• **Task directions**
Filter the entries down to the lines containing "United", and copy those lines.

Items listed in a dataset
--- START ---

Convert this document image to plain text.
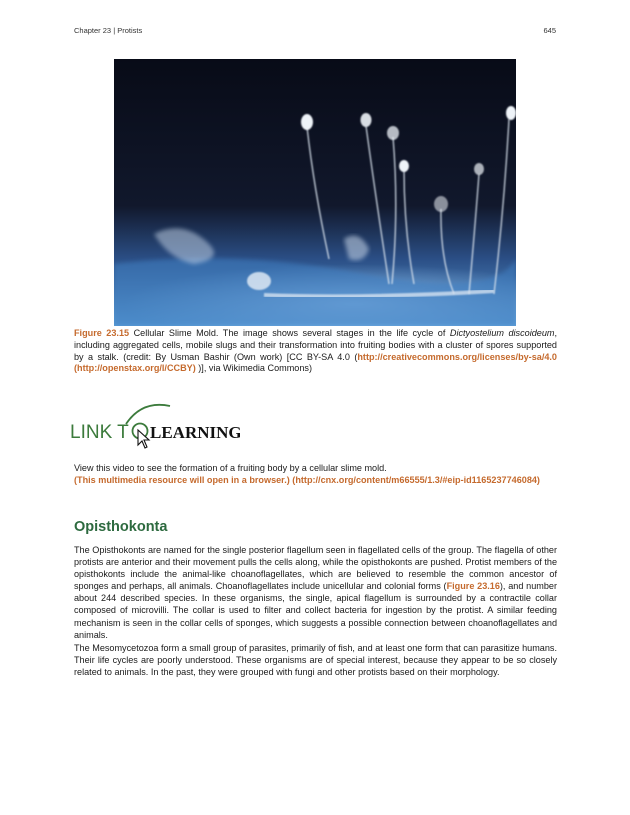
Chapter 23 | Protists	645
Figure 23.15 Cellular Slime Mold. The image shows several stages in the life cycle of Dictyostelium discoideum, including aggregated cells, mobile slugs and their transformation into fruiting bodies with a cluster of spores supported by a stalk. (credit: By Usman Bashir (Own work) [CC BY-SA 4.0 (http://creativecommons.org/licenses/by-sa/4.0 (http://openstax.org/l/CCBY) )], via Wikimedia Commons)
LINK T LEARNING
View this video to see the formation of a fruiting body by a cellular slime mold.
(This multimedia resource will open in a browser.) (http://cnx.org/content/m66555/1.3/#eip-id1165237746084)
Opisthokonta
The Opisthokonts are named for the single posterior flagellum seen in flagellated cells of the group. The flagella of other protists are anterior and their movement pulls the cells along, while the opisthokonts are pushed. Protist members of the opisthokonts include the animal-like choanoflagellates, which are believed to resemble the common ancestor of sponges and perhaps, all animals. Choanoflagellates include unicellular and colonial forms (Figure 23.16), and number about 244 described species. In these organisms, the single, apical flagellum is surrounded by a contractile collar composed of microvilli. The collar is used to filter and collect bacteria for ingestion by the protist. A similar feeding mechanism is seen in the collar cells of sponges, which suggests a possible connection between choanoflagellates and animals.
The Mesomycetozoa form a small group of parasites, primarily of fish, and at least one form that can parasitize humans. Their life cycles are poorly understood. These organisms are of special interest, because they appear to be so closely related to animals. In the past, they were grouped with fungi and other protists based on their morphology.
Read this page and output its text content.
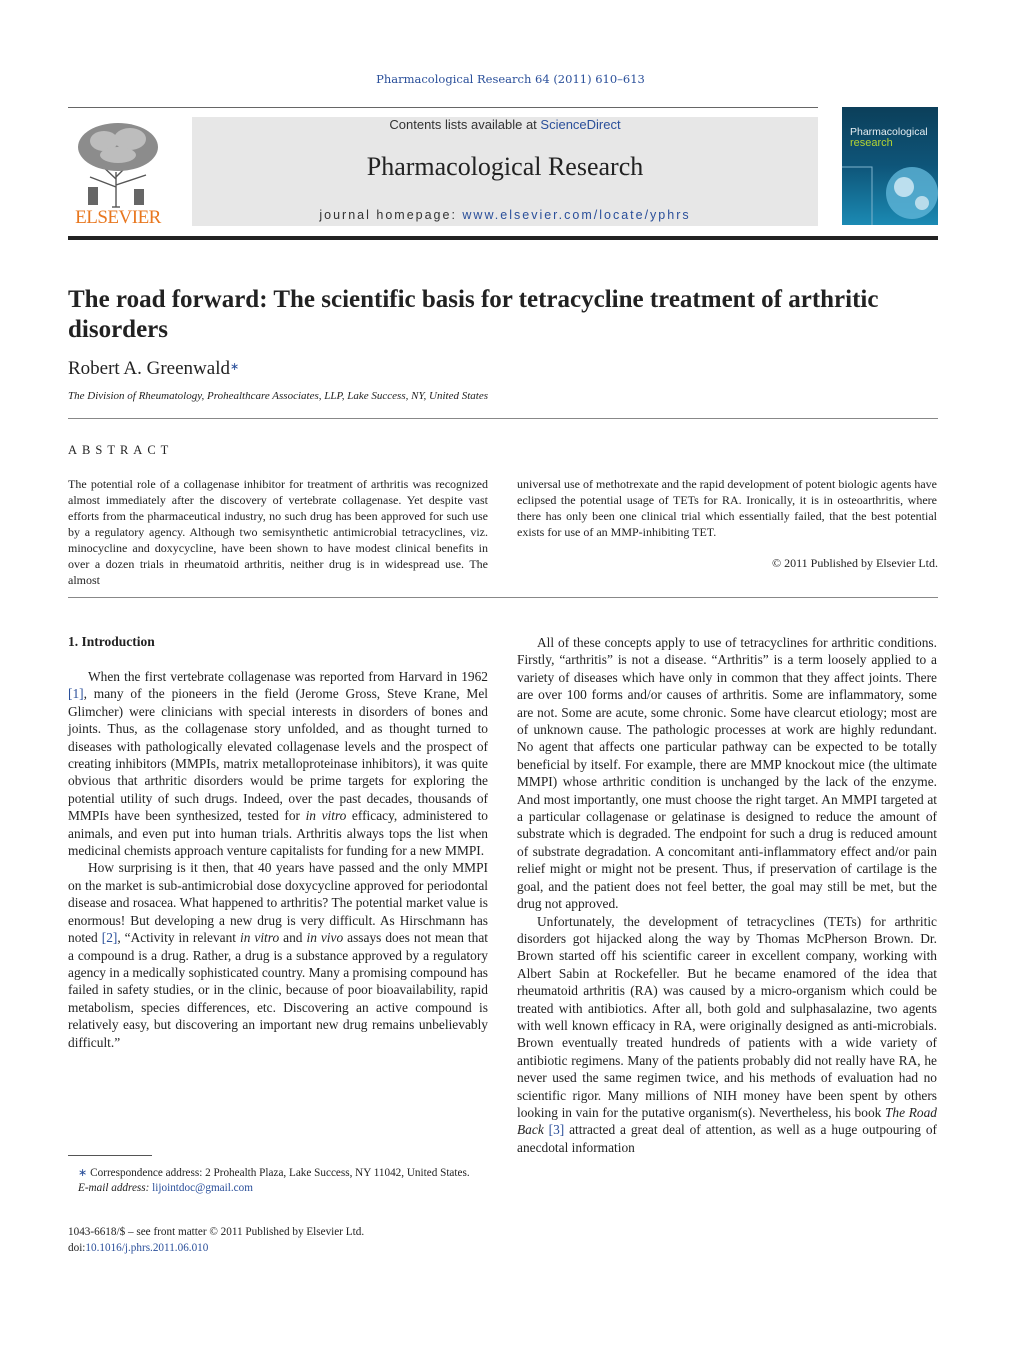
Pharmacological Research 64 (2011) 610–613
ELSEVIER
Contents lists available at ScienceDirect
Pharmacological Research
journal homepage: www.elsevier.com/locate/yphrs
Pharmacological
research
The road forward: The scientific basis for tetracycline treatment of arthritic disorders
Robert A. Greenwald∗
The Division of Rheumatology, Prohealthcare Associates, LLP, Lake Success, NY, United States
ABSTRACT
The potential role of a collagenase inhibitor for treatment of arthritis was recognized almost immediately after the discovery of vertebrate collagenase. Yet despite vast efforts from the pharmaceutical industry, no such drug has been approved for such use by a regulatory agency. Although two semisynthetic antimicrobial tetracyclines, viz. minocycline and doxycycline, have been shown to have modest clinical benefits in over a dozen trials in rheumatoid arthritis, neither drug is in widespread use. The almost
universal use of methotrexate and the rapid development of potent biologic agents have eclipsed the potential usage of TETs for RA. Ironically, it is in osteoarthritis, where there has only been one clinical trial which essentially failed, that the best potential exists for use of an MMP-inhibiting TET.
© 2011 Published by Elsevier Ltd.
1. Introduction

When the first vertebrate collagenase was reported from Harvard in 1962 [1], many of the pioneers in the field (Jerome Gross, Steve Krane, Mel Glimcher) were clinicians with special interests in disorders of bones and joints. Thus, as the collagenase story unfolded, and as thought turned to diseases with pathologically elevated collagenase levels and the prospect of creating inhibitors (MMPIs, matrix metalloproteinase inhibitors), it was quite obvious that arthritic disorders would be prime targets for exploring the potential utility of such drugs. Indeed, over the past decades, thousands of MMPIs have been synthesized, tested for in vitro efficacy, administered to animals, and even put into human trials. Arthritis always tops the list when medicinal chemists approach venture capitalists for funding for a new MMPI.

How surprising is it then, that 40 years have passed and the only MMPI on the market is sub-antimicrobial dose doxycycline approved for periodontal disease and rosacea. What happened to arthritis? The potential market value is enormous! But developing a new drug is very difficult. As Hirschmann has noted [2], “Activity in relevant in vitro and in vivo assays does not mean that a compound is a drug. Rather, a drug is a substance approved by a regulatory agency in a medically sophisticated country. Many a promising compound has failed in safety studies, or in the clinic, because of poor bioavailability, rapid metabolism, species differences, etc. Discovering an active compound is relatively easy, but discovering an important new drug remains unbelievably difficult.”

All of these concepts apply to use of tetracyclines for arthritic conditions. Firstly, “arthritis” is not a disease. “Arthritis” is a term loosely applied to a variety of diseases which have only in common that they affect joints. There are over 100 forms and/or causes of arthritis. Some are inflammatory, some are not. Some are acute, some chronic. Some have clearcut etiology; most are of unknown cause. The pathologic processes at work are highly redundant. No agent that affects one particular pathway can be expected to be totally beneficial by itself. For example, there are MMP knockout mice (the ultimate MMPI) whose arthritic condition is unchanged by the lack of the enzyme. And most importantly, one must choose the right target. An MMPI targeted at a particular collagenase or gelatinase is designed to reduce the amount of substrate which is degraded. The endpoint for such a drug is reduced amount of substrate degradation. A concomitant anti-inflammatory effect and/or pain relief might or might not be present. Thus, if preservation of cartilage is the goal, and the patient does not feel better, the goal may still be met, but the drug not approved.

Unfortunately, the development of tetracyclines (TETs) for arthritic disorders got hijacked along the way by Thomas McPherson Brown. Dr. Brown started off his scientific career in excellent company, working with Albert Sabin at Rockefeller. But he became enamored of the idea that rheumatoid arthritis (RA) was caused by a micro-organism which could be treated with antibiotics. After all, both gold and sulphasalazine, two agents with well known efficacy in RA, were originally designed as anti-microbials. Brown eventually treated hundreds of patients with a wide variety of antibiotic regimens. Many of the patients probably did not really have RA, he never used the same regimen twice, and his methods of evaluation had no scientific rigor. Many millions of NIH money have been spent by others looking in vain for the putative organism(s). Nevertheless, his book The Road Back [3] attracted a great deal of attention, as well as a huge outpouring of anecdotal information

∗ Correspondence address: 2 Prohealth Plaza, Lake Success, NY 11042, United States.
E-mail address: lijointdoc@gmail.com
1043-6618/$ – see front matter © 2011 Published by Elsevier Ltd.
doi:10.1016/j.phrs.2011.06.010
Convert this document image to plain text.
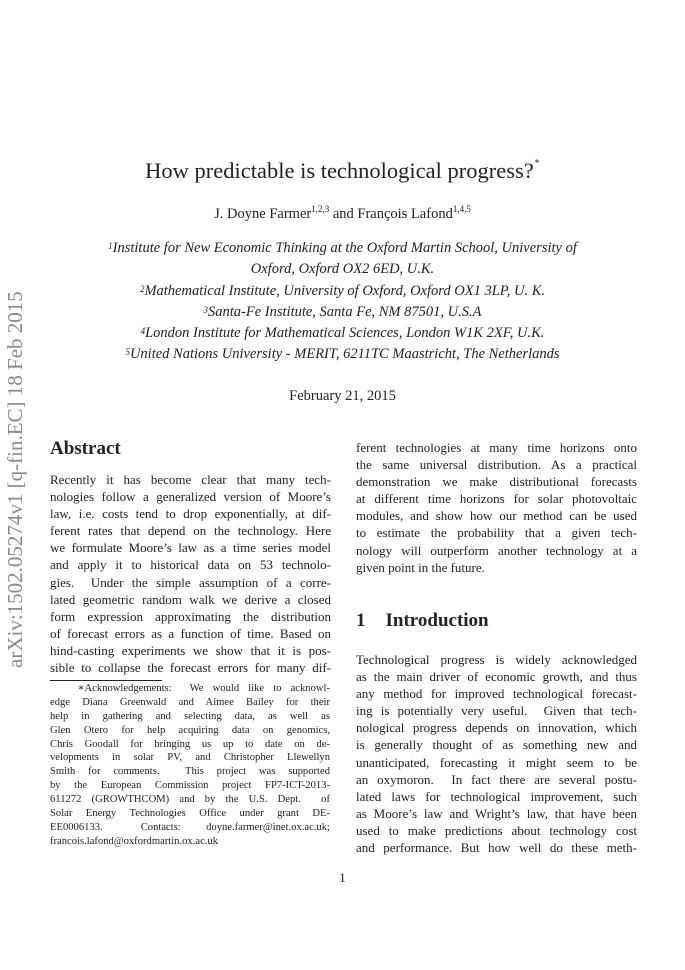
arXiv:1502.05274v1 [q-fin.EC] 18 Feb 2015
How predictable is technological progress?∗
J. Doyne Farmer$^{1,2,3}$ and François Lafond$^{1,4,5}$
$^1$Institute for New Economic Thinking at the Oxford Martin School, University of
Oxford, Oxford OX2 6ED, U.K.
$^2$Mathematical Institute, University of Oxford, Oxford OX1 3LP, U. K.
$^3$Santa-Fe Institute, Santa Fe, NM 87501, U.S.A
$^4$London Institute for Mathematical Sciences, London W1K 2XF, U.K.
$^5$United Nations University - MERIT, 6211TC Maastricht, The Netherlands
February 21, 2015
Abstract
Recently it has become clear that many tech-
nologies follow a generalized version of Moore’s
law, i.e. costs tend to drop exponentially, at dif-
ferent rates that depend on the technology. Here
we formulate Moore’s law as a time series model
and apply it to historical data on 53 technolo-
gies.  Under the simple assumption of a corre-
lated geometric random walk we derive a closed
form expression approximating the distribution
of forecast errors as a function of time. Based on
hind-casting experiments we show that it is pos-
sible to collapse the forecast errors for many dif-
ferent technologies at many time horizons onto
the same universal distribution. As a practical
demonstration we make distributional forecasts
at different time horizons for solar photovoltaic
modules, and show how our method can be used
to estimate the probability that a given tech-
nology will outperform another technology at a
given point in the future.
1 Introduction
Technological progress is widely acknowledged
as the main driver of economic growth, and thus
any method for improved technological forecast-
ing is potentially very useful.  Given that tech-
nological progress depends on innovation, which
is generally thought of as something new and
unanticipated, forecasting it might seem to be
an oxymoron.  In fact there are several postu-
lated laws for technological improvement, such
as Moore’s law and Wright’s law, that have been
used to make predictions about technology cost
and performance. But how well do these meth-
∗Acknowledgements:  We would like to acknowl-
edge Diana Greenwald and Aimee Bailey for their
help in gathering and selecting data, as well as
Glen Otero for help acquiring data on genomics,
Chris Goodall for bringing us up to date on de-
velopments in solar PV, and Christopher Llewellyn
Smith for comments.  This project was supported
by the European Commission project FP7-ICT-2013-
611272 (GROWTHCOM) and by the U.S. Dept.  of
Solar Energy Technologies Office under grant DE-
EE0006133.   Contacts:  doyne.farmer@inet.ox.ac.uk;
francois.lafond@oxfordmartin.ox.ac.uk
1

--- END ---

• **Response**
The Division of Rheumatology, Prohealthcare Associates, LLP, Lake Success, NY, United States
∗ Correspondence address: 2 Prohealth Plaza, Lake Success, NY 11042, United States.
$^5$United Nations University - MERIT, 6211TC Maastricht, The Netherlands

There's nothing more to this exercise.